--- Input rows ---

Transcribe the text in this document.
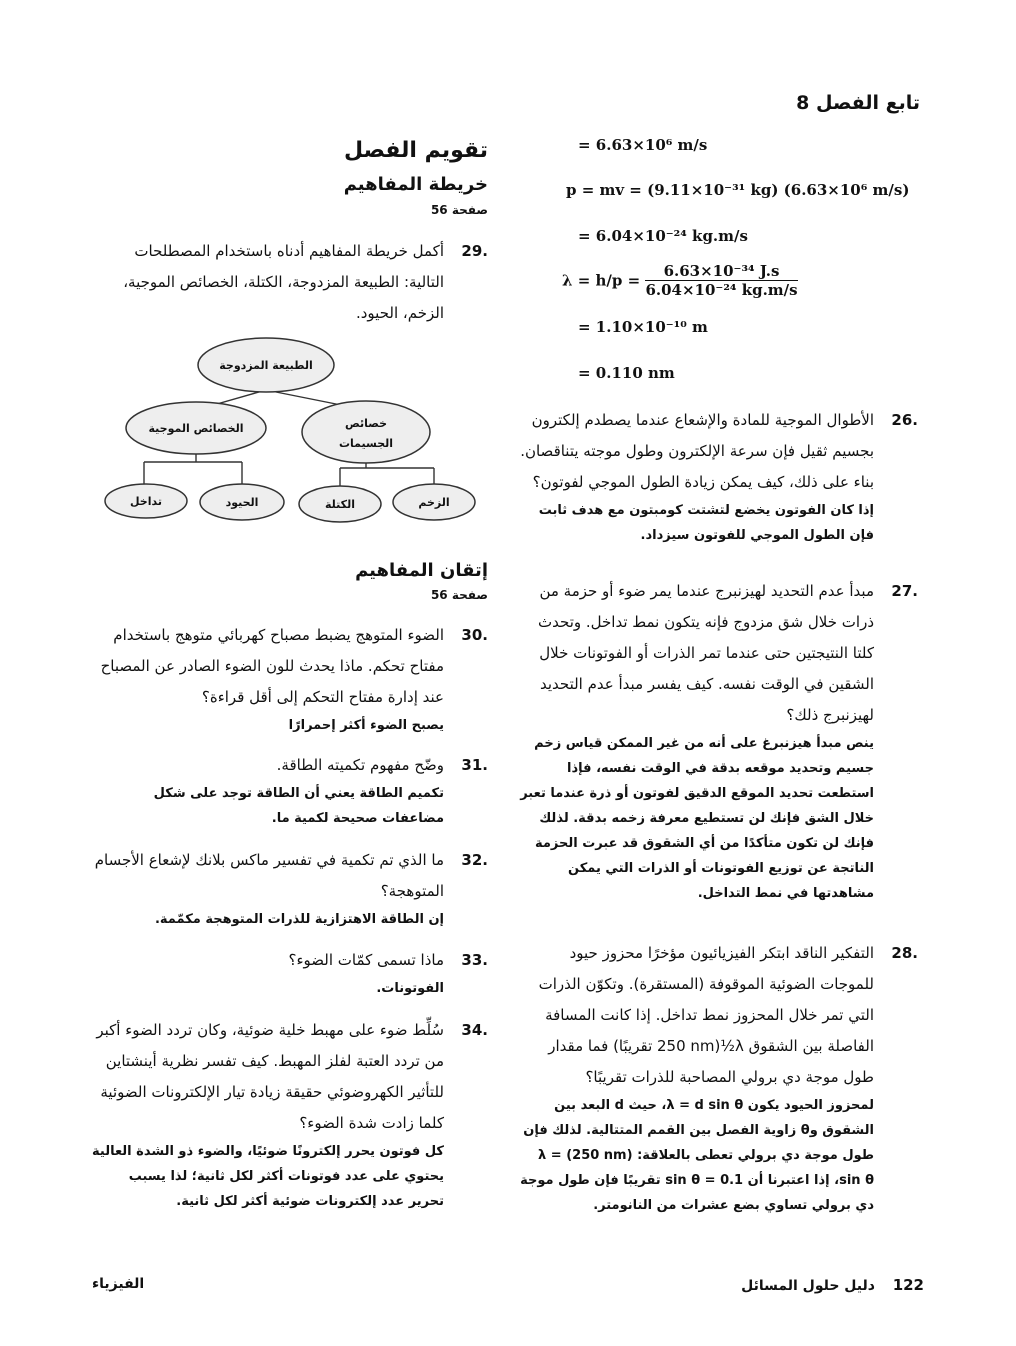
تابع الفصل 8
= 6.63×10⁶ m/s
p = mv = (9.11×10⁻³¹ kg) (6.63×10⁶ m/s)
= 6.04×10⁻²⁴ kg.m/s
$\lambda = h/p = \frac{\text{6.63×10⁻³⁴ J.s}}{\text{6.04×10⁻²⁴ kg.m/s}}$
= 1.10×10⁻¹⁰ m
= 0.110 nm
.26
الأطوال الموجية للمادة والإشعاع عندما يصطدم إلكترون بجسيم ثقيل فإن سرعة الإلكترون وطول موجته يتناقصان. بناء على ذلك، كيف يمكن زيادة الطول الموجي لفوتون؟
إذا كان الفوتون يخضع لتشتت كومبتون مع هدف ثابت فإن الطول الموجي للفوتون سيزداد.
.27
مبدأ عدم التحديد لهيزنبرج عندما يمر ضوء أو حزمة من ذرات خلال شق مزدوج فإنه يتكون نمط تداخل. وتحدث كلتا النتيجتين حتى عندما تمر الذرات أو الفوتونات خلال الشقين في الوقت نفسه. كيف يفسر مبدأ عدم التحديد لهيزنبرج ذلك؟
ينص مبدأ هيزنبرغ على أنه من غير الممكن قياس زخم جسيم وتحديد موقعه بدقة في الوقت نفسه، فإذا استطعت تحديد الموقع الدقيق لفوتون أو ذرة عندما تعبر خلال الشق فإنك لن تستطيع معرفة زخمه بدقة. لذلك فإنك لن تكون متأكدًا من أي الشقوق قد عبرت الحزمة الناتجة عن توزيع الفوتونات أو الذرات التي يمكن مشاهدتها في نمط التداخل.
.28
التفكير الناقد ابتكر الفيزيائيون مؤخرًا محزوز حيود للموجات الضوئية الموقوفة (المستقرة). وتكوّن الذرات التي تمر خلال المحزوز نمط تداخل. إذا كانت المسافة الفاصلة بين الشقوق λ½(250 nm تقريبًا) فما مقدار طول موجة دي برولي المصاحبة للذرات تقريبًا؟
لمحزوز الحيود يكون λ = d sin θ، حيث d البعد بين الشقوق وθ زاوية الفصل بين القمم المتتالية. لذلك فإن طول موجة دي برولي تعطى بالعلاقة: λ = (250 nm) sin θ، إذا اعتبرنا أن sin θ = 0.1 تقريبًا فإن طول موجة دي برولي تساوي بضع عشرات من النانومتر.
تقويم الفصل
خريطة المفاهيم
صفحة 56
.29
أكمل خريطة المفاهيم أدناه باستخدام المصطلحات التالية: الطبيعة المزدوجة، الكتلة، الخصائص الموجية، الزخم، الحيود.
الطبيعة المزدوجة
الخصائص الموجية	خصائص
الجسيمات
تداخل	الحيود	الكتلة	الزخم
إتقان المفاهيم
صفحة 56
.30
الضوء المتوهج يضبط مصباح كهربائي متوهج باستخدام مفتاح تحكم. ماذا يحدث للون الضوء الصادر عن المصباح عند إدارة مفتاح التحكم إلى أقل قراءة؟
يصبح الضوء أكثر إحمرارًا
.31
وضّح مفهوم تكميته الطاقة.
تكميم الطاقة يعني أن الطاقة توجد على شكل مضاعفات صحيحة لكمية ما.
.32
ما الذي تم تكمية في تفسير ماكس بلانك لإشعاع الأجسام المتوهجة؟
إن الطاقة الاهتزازية للذرات المتوهجة مكمّمة.
.33
ماذا تسمى كمّات الضوء؟
الفوتونات.
.34
سُلِّط ضوء على مهبط خلية ضوئية، وكان تردد الضوء أكبر من تردد العتبة لفلز المهبط. كيف تفسر نظرية أينشتاين للتأثير الكهروضوئي حقيقة زيادة تيار الإلكترونات الضوئية كلما زادت شدة الضوء؟
كل فوتون يحرر إلكترونًا ضوئيًا، والضوء ذو الشدة العالية يحتوي على عدد فوتونات أكثر لكل ثانية؛ لذا يسبب تحرير عدد إلكترونات ضوئية أكثر لكل ثانية.
122  دليل حلول المسائل
الفيزياء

---

== Short problem ==
Which lines above contain "الخصائص"? Show each of them.

== Correct output ==
أكمل خريطة المفاهيم أدناه باستخدام المصطلحات التالية: الطبيعة المزدوجة، الكتلة، الخصائص الموجية، الزخم، الحيود.
الخصائص الموجية	خصائص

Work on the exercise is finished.